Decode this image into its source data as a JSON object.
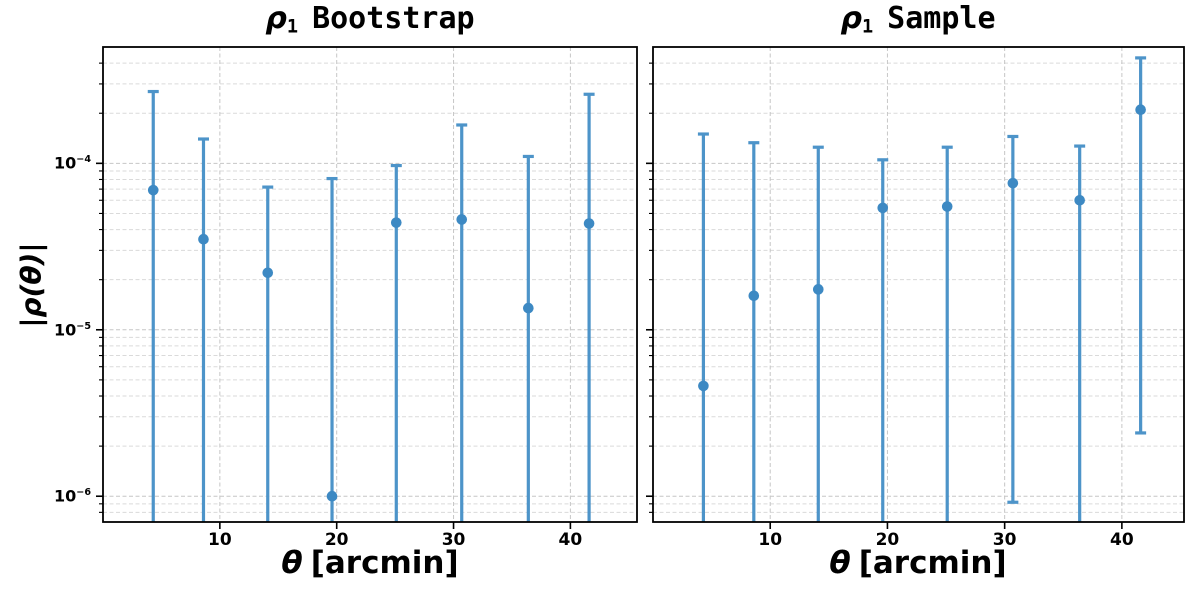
{
  "figure": {
    "background": "#ffffff",
    "errorbar_color": "#4d94c9",
    "marker_color": "#3d89c3",
    "grid_major_color": "#c6c6c6",
    "grid_minor_color": "#dadada",
    "spine_color": "#000000"
  },
  "chart_data": [
    {
      "type": "scatter",
      "title": {
        "rho": "ρ",
        "sub": "1",
        "rest": "Bootstrap"
      },
      "xlabel": {
        "theta": "θ",
        "rest": "[arcmin]"
      },
      "ylabel": "|ρ(θ)|",
      "x_scale": "linear",
      "y_scale": "log",
      "grid": true,
      "xlim": [
        0,
        45.7
      ],
      "ylim": [
        7e-07,
        0.0005
      ],
      "xticks": [
        10,
        20,
        30,
        40
      ],
      "yticks": [
        {
          "base": "10",
          "exp": "−4",
          "value": 0.0001
        },
        {
          "base": "10",
          "exp": "−5",
          "value": 1e-05
        },
        {
          "base": "10",
          "exp": "−6",
          "value": 1e-06
        }
      ],
      "x": [
        4.3,
        8.6,
        14.1,
        19.6,
        25.1,
        30.7,
        36.4,
        41.6
      ],
      "y": [
        6.9e-05,
        3.5e-05,
        2.2e-05,
        1e-06,
        4.4e-05,
        4.6e-05,
        1.35e-05,
        4.35e-05
      ],
      "err_upper": [
        0.00027,
        0.00014,
        7.2e-05,
        8.1e-05,
        9.7e-05,
        0.00017,
        0.00011,
        0.00026
      ],
      "err_lower": [
        null,
        null,
        null,
        null,
        null,
        null,
        null,
        null
      ]
    },
    {
      "type": "scatter",
      "title": {
        "rho": "ρ",
        "sub": "1",
        "rest": "Sample"
      },
      "xlabel": {
        "theta": "θ",
        "rest": "[arcmin]"
      },
      "x_scale": "linear",
      "y_scale": "log",
      "grid": true,
      "xlim": [
        0,
        45.3
      ],
      "ylim": [
        7e-07,
        0.0005
      ],
      "xticks": [
        10,
        20,
        30,
        40
      ],
      "yticks": [
        {
          "base": "10",
          "exp": "−4",
          "value": 0.0001
        },
        {
          "base": "10",
          "exp": "−5",
          "value": 1e-05
        },
        {
          "base": "10",
          "exp": "−6",
          "value": 1e-06
        }
      ],
      "x": [
        4.3,
        8.6,
        14.1,
        19.6,
        25.1,
        30.7,
        36.4,
        41.6
      ],
      "y": [
        4.6e-06,
        1.6e-05,
        1.75e-05,
        5.4e-05,
        5.5e-05,
        7.6e-05,
        6e-05,
        0.00021
      ],
      "err_upper": [
        0.00015,
        0.000133,
        0.000125,
        0.000105,
        0.000125,
        0.000145,
        0.000127,
        0.00043
      ],
      "err_lower": [
        null,
        null,
        null,
        null,
        null,
        9.2e-07,
        null,
        2.4e-06
      ]
    }
  ]
}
★ ★ ★ ★
Quote the entries in full. Any image among them is to be omitted from the copy.

Decode this image into its source data as a JSON object.
{
  "figure": {
    "background": "#ffffff",
    "errorbar_color": "#4d94c9",
    "marker_color": "#3d89c3",
    "grid_major_color": "#c6c6c6",
    "grid_minor_color": "#dadada",
    "spine_color": "#000000"
  },
  "chart_data": [
    {
      "type": "scatter",
      "title": {
        "rho": "ρ",
        "sub": "1",
        "rest": "Bootstrap"
      },
      "xlabel": {
        "theta": "θ",
        "rest": "[arcmin]"
      },
      "ylabel": "|ρ(θ)|",
      "x_scale": "linear",
      "y_scale": "log",
      "grid": true,
      "xlim": [
        0,
        45.7
      ],
      "ylim": [
        7e-07,
        0.0005
      ],
      "xticks": [
        10,
        20,
        30,
        40
      ],
      "yticks": [
        {
          "base": "10",
          "exp": "−4",
          "value": 0.0001
        },
        {
          "base": "10",
          "exp": "−5",
          "value": 1e-05
        },
        {
          "base": "10",
          "exp": "−6",
          "value": 1e-06
        }
      ],
      "x": [
        4.3,
        8.6,
        14.1,
        19.6,
        25.1,
        30.7,
        36.4,
        41.6
      ],
      "y": [
        6.9e-05,
        3.5e-05,
        2.2e-05,
        1e-06,
        4.4e-05,
        4.6e-05,
        1.35e-05,
        4.35e-05
      ],
      "err_upper": [
        0.00027,
        0.00014,
        7.2e-05,
        8.1e-05,
        9.7e-05,
        0.00017,
        0.00011,
        0.00026
      ],
      "err_lower": [
        null,
        null,
        null,
        null,
        null,
        null,
        null,
        null
      ]
    },
    {
      "type": "scatter",
      "title": {
        "rho": "ρ",
        "sub": "1",
        "rest": "Sample"
      },
      "xlabel": {
        "theta": "θ",
        "rest": "[arcmin]"
      },
      "x_scale": "linear",
      "y_scale": "log",
      "grid": true,
      "xlim": [
        0,
        45.3
      ],
      "ylim": [
        7e-07,
        0.0005
      ],
      "xticks": [
        10,
        20,
        30,
        40
      ],
      "yticks": [
        {
          "base": "10",
          "exp": "−4",
          "value": 0.0001
        },
        {
          "base": "10",
          "exp": "−5",
          "value": 1e-05
        },
        {
          "base": "10",
          "exp": "−6",
          "value": 1e-06
        }
      ],
      "x": [
        4.3,
        8.6,
        14.1,
        19.6,
        25.1,
        30.7,
        36.4,
        41.6
      ],
      "y": [
        4.6e-06,
        1.6e-05,
        1.75e-05,
        5.4e-05,
        5.5e-05,
        7.6e-05,
        6e-05,
        0.00021
      ],
      "err_upper": [
        0.00015,
        0.000133,
        0.000125,
        0.000105,
        0.000125,
        0.000145,
        0.000127,
        0.00043
      ],
      "err_lower": [
        null,
        null,
        null,
        null,
        null,
        9.2e-07,
        null,
        2.4e-06
      ]
    }
  ]
}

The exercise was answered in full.